PROBLEM DESCRIPTION: Write out the material again exactly, please, and omit the pictures.

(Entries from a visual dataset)
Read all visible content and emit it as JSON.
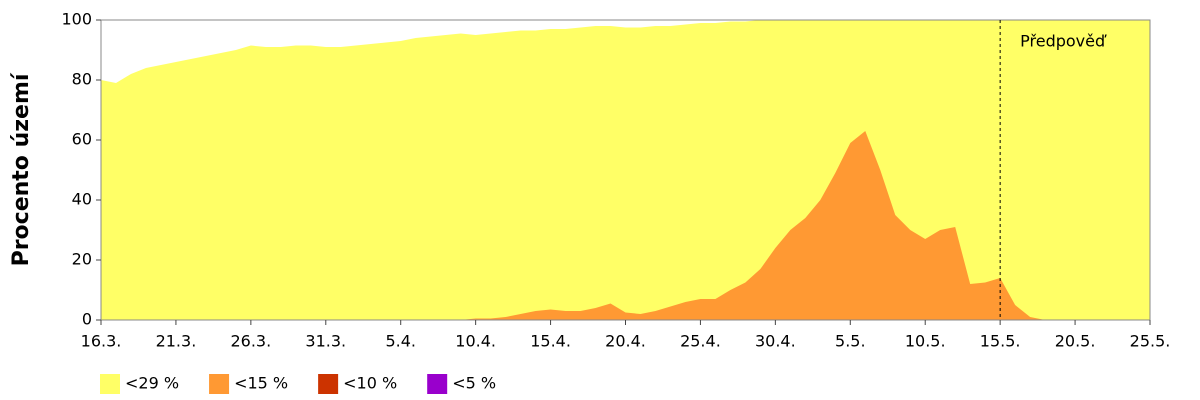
{
  "chart_data": {
    "type": "area",
    "y_label": "Procento území",
    "categories": [
      "16.3.",
      null,
      null,
      null,
      null,
      "21.3.",
      null,
      null,
      null,
      null,
      "26.3.",
      null,
      null,
      null,
      null,
      "31.3.",
      null,
      null,
      null,
      null,
      "5.4.",
      null,
      null,
      null,
      null,
      "10.4.",
      null,
      null,
      null,
      null,
      "15.4.",
      null,
      null,
      null,
      null,
      "20.4.",
      null,
      null,
      null,
      null,
      "25.4.",
      null,
      null,
      null,
      null,
      "30.4.",
      null,
      null,
      null,
      null,
      "5.5.",
      null,
      null,
      null,
      null,
      "10.5.",
      null,
      null,
      null,
      null,
      "15.5.",
      null,
      null,
      null,
      null,
      "20.5.",
      null,
      null,
      null,
      null,
      "25.5."
    ],
    "series": [
      {
        "name": "<29 %",
        "color": "#ffff66",
        "values": [
          80,
          79,
          82,
          84,
          85,
          86,
          87,
          88,
          89,
          90,
          91.5,
          91,
          91,
          91.5,
          91.5,
          91,
          91,
          91.5,
          92,
          92.5,
          93,
          94,
          94.5,
          95,
          95.5,
          95,
          95.5,
          96,
          96.5,
          96.5,
          97,
          97,
          97.5,
          98,
          98,
          97.5,
          97.5,
          98,
          98,
          98.5,
          99,
          99,
          99.5,
          99.5,
          100,
          100,
          100,
          100,
          100,
          100,
          100,
          100,
          100,
          100,
          100,
          100,
          100,
          100,
          100,
          100,
          100,
          100,
          100,
          100,
          100,
          100,
          100,
          100,
          100,
          100,
          100
        ]
      },
      {
        "name": "<15 %",
        "color": "#ff9933",
        "values": [
          0,
          0,
          0,
          0,
          0,
          0,
          0,
          0,
          0,
          0,
          0,
          0,
          0,
          0,
          0,
          0,
          0,
          0,
          0,
          0,
          0,
          0,
          0,
          0,
          0,
          0.5,
          0.5,
          1,
          2,
          3,
          3.5,
          3,
          3,
          4,
          5.5,
          2.5,
          2,
          3,
          4.5,
          6,
          7,
          7,
          10,
          12.5,
          17,
          24,
          30,
          34,
          40,
          49,
          59,
          63,
          50,
          35,
          30,
          27,
          30,
          31,
          12,
          12.5,
          14,
          5,
          1,
          0,
          0,
          0,
          0,
          0,
          0,
          0,
          0
        ]
      },
      {
        "name": "<10 %",
        "color": "#cc3300",
        "values": [
          0,
          0,
          0,
          0,
          0,
          0,
          0,
          0,
          0,
          0,
          0,
          0,
          0,
          0,
          0,
          0,
          0,
          0,
          0,
          0,
          0,
          0,
          0,
          0,
          0,
          0,
          0,
          0,
          0,
          0,
          0,
          0,
          0,
          0,
          0,
          0,
          0,
          0,
          0,
          0,
          0,
          0,
          0,
          0,
          0,
          0,
          0,
          0,
          0,
          0,
          0,
          0,
          0,
          0,
          0,
          0,
          0,
          0,
          0,
          0,
          0,
          0,
          0,
          0,
          0,
          0,
          0,
          0,
          0,
          0,
          0
        ]
      },
      {
        "name": "<5 %",
        "color": "#9900cc",
        "values": [
          0,
          0,
          0,
          0,
          0,
          0,
          0,
          0,
          0,
          0,
          0,
          0,
          0,
          0,
          0,
          0,
          0,
          0,
          0,
          0,
          0,
          0,
          0,
          0,
          0,
          0,
          0,
          0,
          0,
          0,
          0,
          0,
          0,
          0,
          0,
          0,
          0,
          0,
          0,
          0,
          0,
          0,
          0,
          0,
          0,
          0,
          0,
          0,
          0,
          0,
          0,
          0,
          0,
          0,
          0,
          0,
          0,
          0,
          0,
          0,
          0,
          0,
          0,
          0,
          0,
          0,
          0,
          0,
          0,
          0,
          0
        ]
      }
    ],
    "annotations": [
      {
        "text": "Předpověď",
        "x": "15.5."
      }
    ],
    "ylim": [
      0,
      100
    ],
    "yticks": [
      0,
      20,
      40,
      60,
      80,
      100
    ],
    "legend": "bottom-left"
  }
}
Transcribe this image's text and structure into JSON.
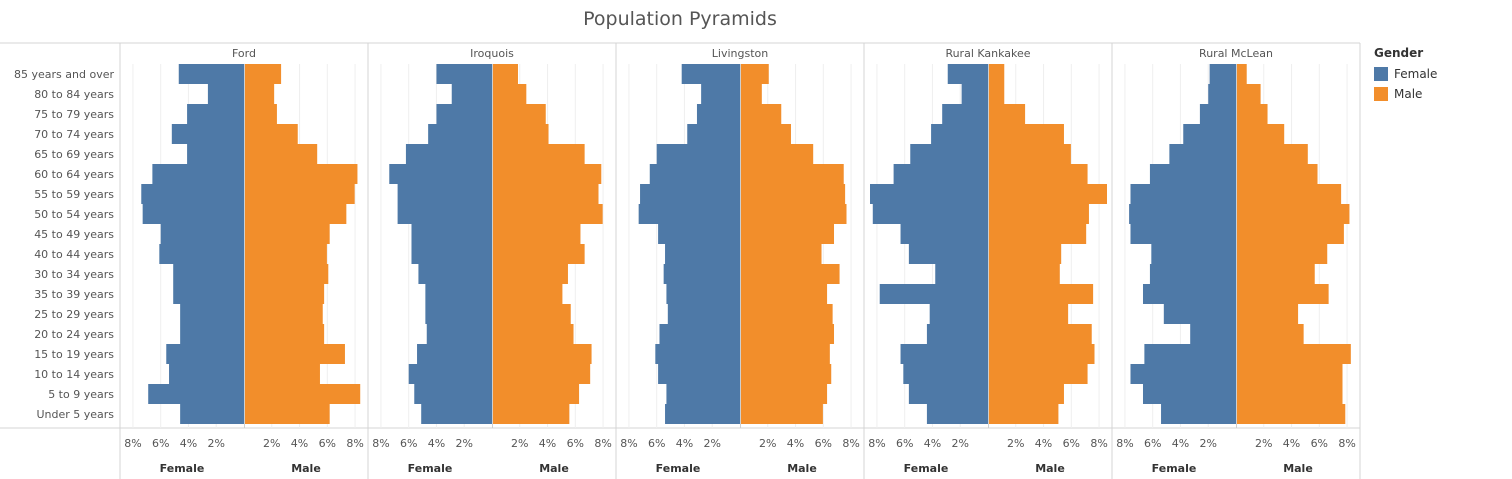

SOLUTION BELOW:
Read all visible content and emit it as JSON.
{
  "chart_data": {
    "type": "area",
    "y_label": "Procento území",
    "categories": [
      "16.3.",
      null,
      null,
      null,
      null,
      "21.3.",
      null,
      null,
      null,
      null,
      "26.3.",
      null,
      null,
      null,
      null,
      "31.3.",
      null,
      null,
      null,
      null,
      "5.4.",
      null,
      null,
      null,
      null,
      "10.4.",
      null,
      null,
      null,
      null,
      "15.4.",
      null,
      null,
      null,
      null,
      "20.4.",
      null,
      null,
      null,
      null,
      "25.4.",
      null,
      null,
      null,
      null,
      "30.4.",
      null,
      null,
      null,
      null,
      "5.5.",
      null,
      null,
      null,
      null,
      "10.5.",
      null,
      null,
      null,
      null,
      "15.5.",
      null,
      null,
      null,
      null,
      "20.5.",
      null,
      null,
      null,
      null,
      "25.5."
    ],
    "series": [
      {
        "name": "<29 %",
        "color": "#ffff66",
        "values": [
          80,
          79,
          82,
          84,
          85,
          86,
          87,
          88,
          89,
          90,
          91.5,
          91,
          91,
          91.5,
          91.5,
          91,
          91,
          91.5,
          92,
          92.5,
          93,
          94,
          94.5,
          95,
          95.5,
          95,
          95.5,
          96,
          96.5,
          96.5,
          97,
          97,
          97.5,
          98,
          98,
          97.5,
          97.5,
          98,
          98,
          98.5,
          99,
          99,
          99.5,
          99.5,
          100,
          100,
          100,
          100,
          100,
          100,
          100,
          100,
          100,
          100,
          100,
          100,
          100,
          100,
          100,
          100,
          100,
          100,
          100,
          100,
          100,
          100,
          100,
          100,
          100,
          100,
          100
        ]
      },
      {
        "name": "<15 %",
        "color": "#ff9933",
        "values": [
          0,
          0,
          0,
          0,
          0,
          0,
          0,
          0,
          0,
          0,
          0,
          0,
          0,
          0,
          0,
          0,
          0,
          0,
          0,
          0,
          0,
          0,
          0,
          0,
          0,
          0.5,
          0.5,
          1,
          2,
          3,
          3.5,
          3,
          3,
          4,
          5.5,
          2.5,
          2,
          3,
          4.5,
          6,
          7,
          7,
          10,
          12.5,
          17,
          24,
          30,
          34,
          40,
          49,
          59,
          63,
          50,
          35,
          30,
          27,
          30,
          31,
          12,
          12.5,
          14,
          5,
          1,
          0,
          0,
          0,
          0,
          0,
          0,
          0,
          0
        ]
      },
      {
        "name": "<10 %",
        "color": "#cc3300",
        "values": [
          0,
          0,
          0,
          0,
          0,
          0,
          0,
          0,
          0,
          0,
          0,
          0,
          0,
          0,
          0,
          0,
          0,
          0,
          0,
          0,
          0,
          0,
          0,
          0,
          0,
          0,
          0,
          0,
          0,
          0,
          0,
          0,
          0,
          0,
          0,
          0,
          0,
          0,
          0,
          0,
          0,
          0,
          0,
          0,
          0,
          0,
          0,
          0,
          0,
          0,
          0,
          0,
          0,
          0,
          0,
          0,
          0,
          0,
          0,
          0,
          0,
          0,
          0,
          0,
          0,
          0,
          0,
          0,
          0,
          0,
          0
        ]
      },
      {
        "name": "<5 %",
        "color": "#9900cc",
        "values": [
          0,
          0,
          0,
          0,
          0,
          0,
          0,
          0,
          0,
          0,
          0,
          0,
          0,
          0,
          0,
          0,
          0,
          0,
          0,
          0,
          0,
          0,
          0,
          0,
          0,
          0,
          0,
          0,
          0,
          0,
          0,
          0,
          0,
          0,
          0,
          0,
          0,
          0,
          0,
          0,
          0,
          0,
          0,
          0,
          0,
          0,
          0,
          0,
          0,
          0,
          0,
          0,
          0,
          0,
          0,
          0,
          0,
          0,
          0,
          0,
          0,
          0,
          0,
          0,
          0,
          0,
          0,
          0,
          0,
          0,
          0
        ]
      }
    ],
    "annotations": [
      {
        "text": "Předpověď",
        "x": "15.5."
      }
    ],
    "ylim": [
      0,
      100
    ],
    "yticks": [
      0,
      20,
      40,
      60,
      80,
      100
    ],
    "legend": "bottom-left"
  }
}
Transcribe this image's text and structure into JSON.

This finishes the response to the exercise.